**Given records**
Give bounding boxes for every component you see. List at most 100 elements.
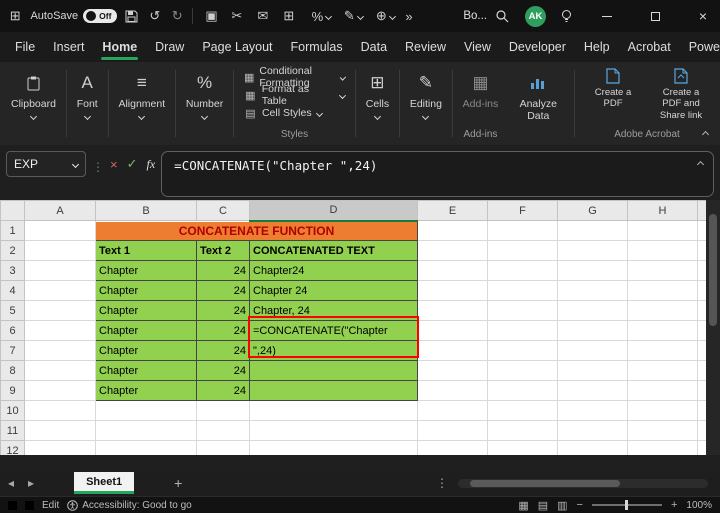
tab-home[interactable]: Home <box>93 34 146 60</box>
cell[interactable] <box>95 440 197 455</box>
cell[interactable] <box>196 440 250 455</box>
cell-24[interactable]: 24 <box>196 340 250 361</box>
table-icon[interactable]: ⊞ <box>283 8 299 24</box>
create-pdf-button[interactable]: Create a PDF <box>584 68 642 121</box>
tab-help[interactable]: Help <box>575 34 619 60</box>
cells-group-button[interactable]: ⊞ Cells <box>359 62 396 145</box>
cell[interactable] <box>24 240 96 261</box>
name-box[interactable]: EXP <box>6 151 86 177</box>
app-launcher-icon[interactable]: ⊞ <box>8 8 22 24</box>
row-header[interactable]: 11 <box>0 420 25 441</box>
cell[interactable] <box>24 340 96 361</box>
cell[interactable] <box>487 360 558 381</box>
cell[interactable] <box>697 420 706 441</box>
cell-result-1[interactable]: Chapter24 <box>249 260 418 281</box>
cell[interactable] <box>417 320 488 341</box>
cell[interactable] <box>417 300 488 321</box>
cut-icon[interactable]: ✂ <box>231 8 247 24</box>
row-header[interactable]: 4 <box>0 280 25 301</box>
cell[interactable] <box>557 280 628 301</box>
cell[interactable] <box>417 380 488 401</box>
cell[interactable] <box>697 440 706 455</box>
cell-empty-green[interactable] <box>249 380 418 401</box>
tab-developer[interactable]: Developer <box>500 34 575 60</box>
column-header-g[interactable]: G <box>557 200 628 221</box>
cell-formula-line1[interactable]: =CONCATENATE("Chapter <box>249 320 418 341</box>
search-icon[interactable] <box>495 9 511 23</box>
cell[interactable] <box>487 400 558 421</box>
cell[interactable] <box>417 420 488 441</box>
row-header[interactable]: 6 <box>0 320 25 341</box>
cell-concat-header[interactable]: CONCATENATED TEXT <box>249 240 418 261</box>
sheet-options-icon[interactable]: ⋮ <box>436 476 448 490</box>
tab-formulas[interactable]: Formulas <box>282 34 352 60</box>
add-ins-group[interactable]: ▦ Add-ins Add-ins <box>456 62 506 145</box>
cell[interactable] <box>557 420 628 441</box>
cell-chapter[interactable]: Chapter <box>95 260 197 281</box>
column-header-d[interactable]: D <box>249 200 418 222</box>
column-header-a[interactable]: A <box>24 200 96 221</box>
cell-24[interactable]: 24 <box>196 320 250 341</box>
tab-acrobat[interactable]: Acrobat <box>619 34 680 60</box>
cell[interactable] <box>557 260 628 281</box>
alignment-group-button[interactable]: ≡ Alignment <box>111 62 172 145</box>
qat-overflow-icon[interactable]: » <box>405 9 421 24</box>
zoom-slider-thumb[interactable] <box>624 500 628 510</box>
sheet-next-icon[interactable]: ▸ <box>28 476 34 490</box>
column-header-b[interactable]: B <box>95 200 197 221</box>
create-pdf-share-button[interactable]: Create a PDF and Share link <box>652 68 710 121</box>
cell[interactable] <box>557 360 628 381</box>
cell[interactable] <box>697 400 706 421</box>
cell-24[interactable]: 24 <box>196 300 250 321</box>
cell-empty-green[interactable] <box>249 360 418 381</box>
cell[interactable] <box>487 320 558 341</box>
cell[interactable] <box>487 420 558 441</box>
zoom-out-icon[interactable]: − <box>577 499 583 511</box>
enter-icon[interactable]: ✓ <box>127 156 138 172</box>
formula-input[interactable]: =CONCATENATE("Chapter ",24) <box>161 151 714 197</box>
cell[interactable] <box>697 220 706 241</box>
cell[interactable] <box>697 240 706 261</box>
column-header-h[interactable]: H <box>627 200 698 221</box>
cell[interactable] <box>196 420 250 441</box>
cell[interactable] <box>417 440 488 455</box>
cell[interactable] <box>627 420 698 441</box>
cell[interactable] <box>24 300 96 321</box>
cell[interactable] <box>627 440 698 455</box>
row-header[interactable]: 8 <box>0 360 25 381</box>
cell[interactable] <box>417 260 488 281</box>
insert-function-icon[interactable]: fx <box>147 157 156 172</box>
maximize-button[interactable] <box>638 0 672 32</box>
cell[interactable] <box>697 380 706 401</box>
editing-group-button[interactable]: ✎ Editing <box>403 62 449 145</box>
zoom-level[interactable]: 100% <box>686 500 712 511</box>
row-header[interactable]: 3 <box>0 260 25 281</box>
horizontal-scrollbar-thumb[interactable] <box>470 479 620 487</box>
cell[interactable] <box>557 220 628 241</box>
column-header-sliver[interactable] <box>697 200 706 221</box>
column-header-e[interactable]: E <box>417 200 488 221</box>
cell[interactable] <box>487 240 558 261</box>
cell[interactable] <box>417 400 488 421</box>
cell[interactable] <box>196 400 250 421</box>
page-break-view-icon[interactable]: ▥ <box>557 499 567 512</box>
clipboard-group-button[interactable]: Clipboard <box>4 62 63 145</box>
cell[interactable] <box>627 380 698 401</box>
close-button[interactable]: × <box>686 0 720 32</box>
tab-insert[interactable]: Insert <box>44 34 93 60</box>
cancel-icon[interactable]: × <box>110 157 118 172</box>
cell-chapter[interactable]: Chapter <box>95 380 197 401</box>
cell-chapter[interactable]: Chapter <box>95 360 197 381</box>
cell[interactable] <box>697 300 706 321</box>
cell[interactable] <box>557 320 628 341</box>
cell[interactable] <box>487 440 558 455</box>
cell-formula-line2[interactable]: ",24) <box>249 340 418 361</box>
sheet-tab-sheet1[interactable]: Sheet1 <box>74 472 135 494</box>
sheet-prev-icon[interactable]: ◂ <box>8 476 14 490</box>
cell[interactable] <box>487 300 558 321</box>
undo-icon[interactable]: ↺ <box>148 8 162 24</box>
cell[interactable] <box>24 400 96 421</box>
cell-result-3[interactable]: Chapter, 24 <box>249 300 418 321</box>
tab-power-pivot[interactable]: Power Pivot <box>680 34 720 60</box>
cell-24[interactable]: 24 <box>196 280 250 301</box>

**What is expected**
Leave the pictures aside and give the records above back word for word.

**Exercise response**
Give bounding boxes for every component you see. List at most 100 elements.
tab-home[interactable]: Home <box>93 34 146 60</box>
cell[interactable] <box>95 440 197 455</box>
cell[interactable] <box>196 440 250 455</box>
cell-24[interactable]: 24 <box>196 340 250 361</box>
table-icon[interactable]: ⊞ <box>283 8 299 24</box>
create-pdf-button[interactable]: Create a PDF <box>584 68 642 121</box>
tab-help[interactable]: Help <box>575 34 619 60</box>
cells-group-button[interactable]: ⊞ Cells <box>359 62 396 145</box>
cell[interactable] <box>24 240 96 261</box>
name-box[interactable]: EXP <box>6 151 86 177</box>
app-launcher-icon[interactable]: ⊞ <box>8 8 22 24</box>
row-header[interactable]: 11 <box>0 420 25 441</box>
cell[interactable] <box>24 340 96 361</box>
cell[interactable] <box>487 360 558 381</box>
cell[interactable] <box>697 420 706 441</box>
cell-result-1[interactable]: Chapter24 <box>249 260 418 281</box>
cell[interactable] <box>417 320 488 341</box>
cell[interactable] <box>417 300 488 321</box>
cut-icon[interactable]: ✂ <box>231 8 247 24</box>
row-header[interactable]: 4 <box>0 280 25 301</box>
cell[interactable] <box>557 280 628 301</box>
cell[interactable] <box>417 380 488 401</box>
cell[interactable] <box>697 440 706 455</box>
cell-empty-green[interactable] <box>249 380 418 401</box>
tab-developer[interactable]: Developer <box>500 34 575 60</box>
column-header-g[interactable]: G <box>557 200 628 221</box>
cell-formula-line1[interactable]: =CONCATENATE("Chapter <box>249 320 418 341</box>
search-icon[interactable] <box>495 9 511 23</box>
cell[interactable] <box>487 400 558 421</box>
cell[interactable] <box>417 420 488 441</box>
row-header[interactable]: 6 <box>0 320 25 341</box>
cell-concat-header[interactable]: CONCATENATED TEXT <box>249 240 418 261</box>
sheet-options-icon[interactable]: ⋮ <box>436 476 448 490</box>
tab-formulas[interactable]: Formulas <box>282 34 352 60</box>
add-ins-group[interactable]: ▦ Add-ins Add-ins <box>456 62 506 145</box>
cell[interactable] <box>557 420 628 441</box>
cell-chapter[interactable]: Chapter <box>95 260 197 281</box>
column-header-d[interactable]: D <box>249 200 418 222</box>
column-header-a[interactable]: A <box>24 200 96 221</box>
cell-24[interactable]: 24 <box>196 320 250 341</box>
tab-acrobat[interactable]: Acrobat <box>619 34 680 60</box>
cell[interactable] <box>557 260 628 281</box>
alignment-group-button[interactable]: ≡ Alignment <box>111 62 172 145</box>
qat-overflow-icon[interactable]: » <box>405 9 421 24</box>
zoom-slider-thumb[interactable] <box>624 500 628 510</box>
sheet-next-icon[interactable]: ▸ <box>28 476 34 490</box>
column-header-b[interactable]: B <box>95 200 197 221</box>
create-pdf-share-button[interactable]: Create a PDF and Share link <box>652 68 710 121</box>
cell[interactable] <box>557 360 628 381</box>
cell[interactable] <box>697 400 706 421</box>
cell-24[interactable]: 24 <box>196 300 250 321</box>
cell-empty-green[interactable] <box>249 360 418 381</box>
cell[interactable] <box>487 320 558 341</box>
cell[interactable] <box>487 420 558 441</box>
zoom-out-icon[interactable]: − <box>577 499 583 511</box>
enter-icon[interactable]: ✓ <box>127 156 138 172</box>
formula-input[interactable]: =CONCATENATE("Chapter ",24) <box>161 151 714 197</box>
cell[interactable] <box>697 220 706 241</box>
cell[interactable] <box>697 240 706 261</box>
column-header-h[interactable]: H <box>627 200 698 221</box>
cell[interactable] <box>196 420 250 441</box>
cell[interactable] <box>417 440 488 455</box>
cell[interactable] <box>627 420 698 441</box>
cell[interactable] <box>24 300 96 321</box>
cell[interactable] <box>627 440 698 455</box>
row-header[interactable]: 8 <box>0 360 25 381</box>
cell[interactable] <box>417 260 488 281</box>
insert-function-icon[interactable]: fx <box>147 157 156 172</box>
maximize-button[interactable] <box>638 0 672 32</box>
cell[interactable] <box>697 380 706 401</box>
editing-group-button[interactable]: ✎ Editing <box>403 62 449 145</box>
zoom-level[interactable]: 100% <box>686 500 712 511</box>
row-header[interactable]: 3 <box>0 260 25 281</box>
horizontal-scrollbar-thumb[interactable] <box>470 479 620 487</box>
cell[interactable] <box>557 220 628 241</box>
column-header-sliver[interactable] <box>697 200 706 221</box>
column-header-e[interactable]: E <box>417 200 488 221</box>
cell[interactable] <box>487 240 558 261</box>
cell[interactable] <box>417 400 488 421</box>
cell[interactable] <box>196 400 250 421</box>
page-break-view-icon[interactable]: ▥ <box>557 499 567 512</box>
clipboard-group-button[interactable]: Clipboard <box>4 62 63 145</box>
cell[interactable] <box>627 380 698 401</box>
close-button[interactable]: × <box>686 0 720 32</box>
tab-insert[interactable]: Insert <box>44 34 93 60</box>
cancel-icon[interactable]: × <box>110 157 118 172</box>
cell-chapter[interactable]: Chapter <box>95 380 197 401</box>
cell-chapter[interactable]: Chapter <box>95 360 197 381</box>
cell[interactable] <box>697 300 706 321</box>
cell[interactable] <box>557 320 628 341</box>
cell[interactable] <box>487 440 558 455</box>
cell-formula-line2[interactable]: ",24) <box>249 340 418 361</box>
sheet-tab-sheet1[interactable]: Sheet1 <box>74 472 135 494</box>
sheet-prev-icon[interactable]: ◂ <box>8 476 14 490</box>
cell[interactable] <box>487 300 558 321</box>
undo-icon[interactable]: ↺ <box>148 8 162 24</box>
cell[interactable] <box>24 400 96 421</box>
cell-result-3[interactable]: Chapter, 24 <box>249 300 418 321</box>
tab-power-pivot[interactable]: Power Pivot <box>680 34 720 60</box>
cell-24[interactable]: 24 <box>196 280 250 301</box>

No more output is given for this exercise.